SELECTED TEXT
↓↓↓

What I love about this passage is how the author relates a physical race to the race that God sets before us. It makes a very clear message that a Christian’s race is one for life and in order to achieve the eternal prize, there will be sacrifice and hardship along the way. We look at the superstar athletes like LeBron James, Tom Brady, and our own Jack Nicklaus as champions of their sports. However, this passage from Hebrews tells us to keep our eye on the real champion, Jesus Christ! Unlike any professional athlete, Jesus endured pain and suffering (for us) that we can’t imagine, yet He knew all the time what the eternal prize would be. All the way until His final breath.

This week, as we think about the great men and women of our country who sacrificed, endured, and persevered to give us freedom, we can look to our great Champion for our highest goals and ultimate spiritual prize!

“Dear brothers and sisters, when troubles of any kind come your way, consider it an opportunity for great joy. For you know that when your faith is tested, your endurance has a chance to grow. So let it grow, for when your endurance is fully developed, you will be perfect and complete, needing nothing.”  ~James 1:2-4 


June 28, 2018


Dear Friends:

This week we are beginning a new sermon series on the Book of James that I’m calling “Working Faith”. Over the next few weeks, we’ll be exploring this brief book—it’s only 5 chapters long—written by the brother of the Lord, and we will try to take in the wisdom James offers us about how to live lives of faithfulness.

James was a favorite of the early church fathers, Origen and John Chrysostom, and it still figures prominently in the Eastern Orthodox Churches. They appreciated James’ practical advice for living as a faithful person in the world and for its insistence that God is generous and perfectly good. As for most Protestants, however, we tend to take our cues from Martin Luther, who famously wrote that James was “an epistle of straw,” having “nothing of the nature of the Gospel to it”.

It’s a shame that we don’t think about the Book of James more often. In James, we will find startlingly beautiful depictions of both who God is and who we are. We will find images and word paintings that play to our mind’s eye. And we will find practical wisdom about what it means to live as a faithful follower of Jesus Christ.

This summer I invite you to join me as we read the Book of James together. Savor its beautiful imagery, be comforted by the good news it gives us about our God given identities, and be challenged by it to grow in your faith.

Grace and peace,


June 21, 2018


Dear Friends:
We had an amazing week in Detroit during the recent youth mission trip! But when it came time to leave, I wasn’t sure if I was ready to go. One of the hardest things about these week-long mission trips is leaving. Not only because of the great time we had and the friendships we made, but because we won’t always be able to see the results of the work that we started; we won’t see what happened to the seeds that we planted.

As I was sitting outside two muggy Sundays ago, listening to Pastor Becky’s sermon, I felt like she was speaking right to those of us who went to Detroit. We were able to plant some seeds last week. Not only in the lives of our kids, but also in the city of Detroit.

↑↑↑

REQUIRED TASKS
1: In the church letters, condense the paragraph beginning "James was a favorite of the early church fathers" into a short bulleted list that keeps its main facts.
2: Carry the church letters forward, starting right after the last sentence, "Not only in the lives of our kids, but also in the city of Detroit."

DATA ENTRIES
↓↓↓

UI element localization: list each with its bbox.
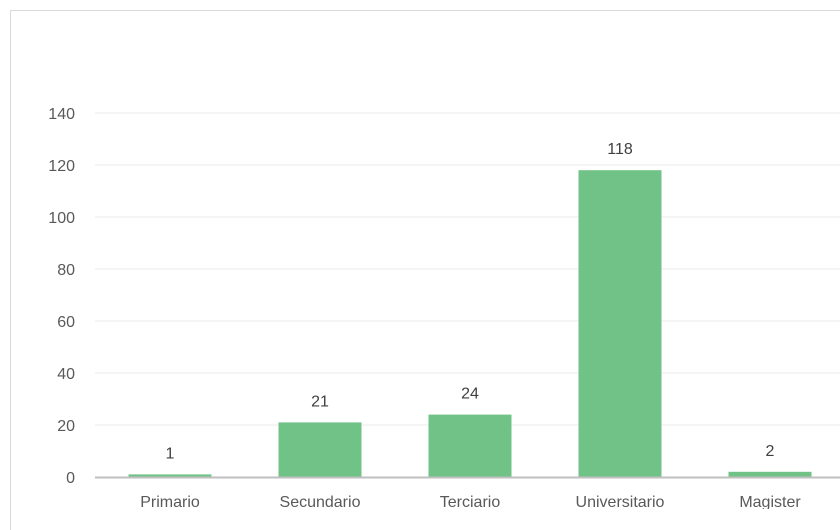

↑↑↑
↓↓↓

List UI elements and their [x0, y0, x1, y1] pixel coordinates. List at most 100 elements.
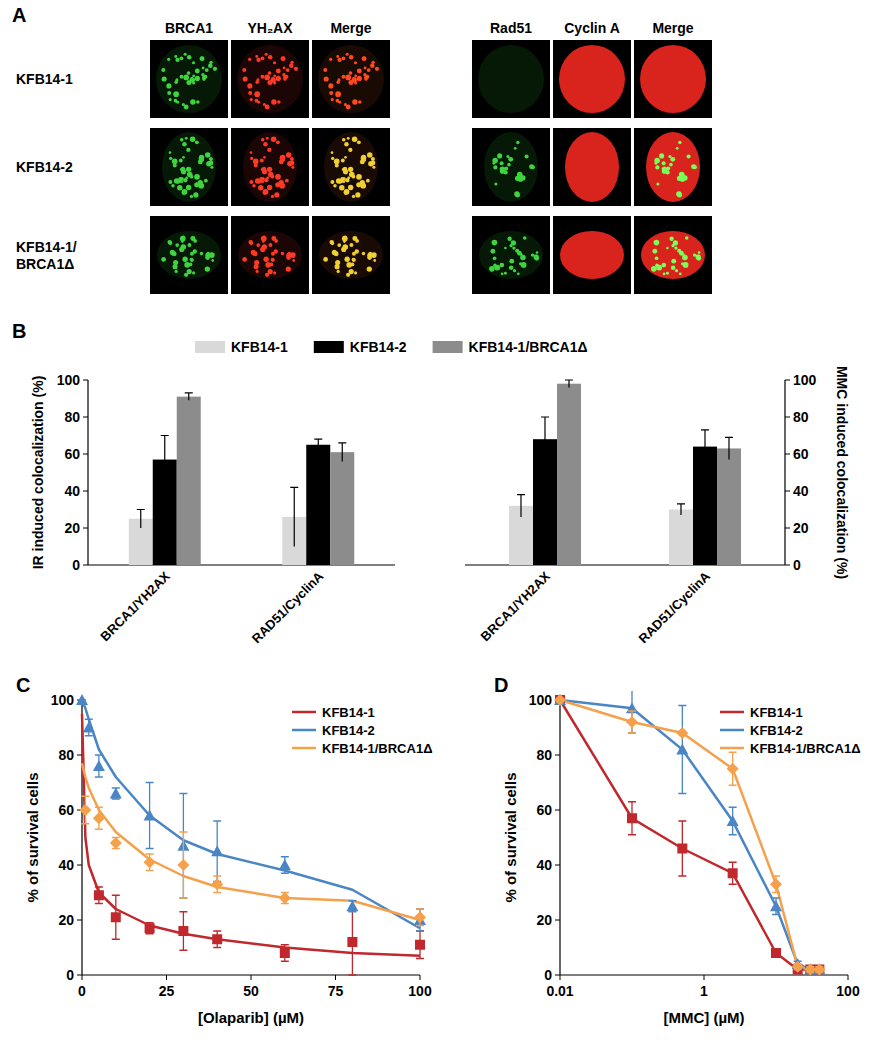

↑↑↑

FINAL ANSWERS
1:
- Early church fathers Origen and John Chrysostom favored James, and it still figures prominently in the Eastern Orthodox Churches.
- They valued its practical advice for living faithfully in the world and its insistence that God is generous and perfectly good.
- Most Protestants take their cues from Martin Luther, who called James "an epistle of straw" with "nothing of the nature of the Gospel to it."

2:
For example, one of our groups met and befriended a neighborhood boy named Malik. Malik has had a rough life. This became evident the day they met Malik, when he was walking home from school early because he had been suspended. The leaders and kids of this work crew started talking to Malik and automatically felt a bond with him. He began to work alongside our group doing the weed whacking, mowing, tree trimming, and other hard work that they were doing that day. Malik continued to work with our youth and build bonds with them. I was very touched to see the tears from our Youth as we left Saturday morning, not because they were leaving the mission trip, but because they were leaving Malik. Malik changed their lives; he helped them to see a side of the world that they wouldn’t have otherwise seen. And they were able to plant seeds in his life.

I think one of the hardest things about planting seeds is not always being able to see where they will land. Jesus tells us a story in Matthew 13:3-9.

“Then he told them many things in parables, saying: ‘A farmer went out to sow his seed. As he was scattering the seed, some fell along the path, and the birds came and ate it up. Some fell on rocky places, where it did not have much soil. It sprang up quickly, because the soil was shallow. But when the sun came up, the plants were scorched, and they withered because they had no root. Other seed fell among thorns, which grew up and choked the plants. Still other seed fell on good soil, where it produced a crop—a hundred, sixty or thirty times what was sown. Whoever has ears, let them hear.’”

Our part in this is to not only plant the seeds, but then to trust God that the seeds we planted will take root and grow.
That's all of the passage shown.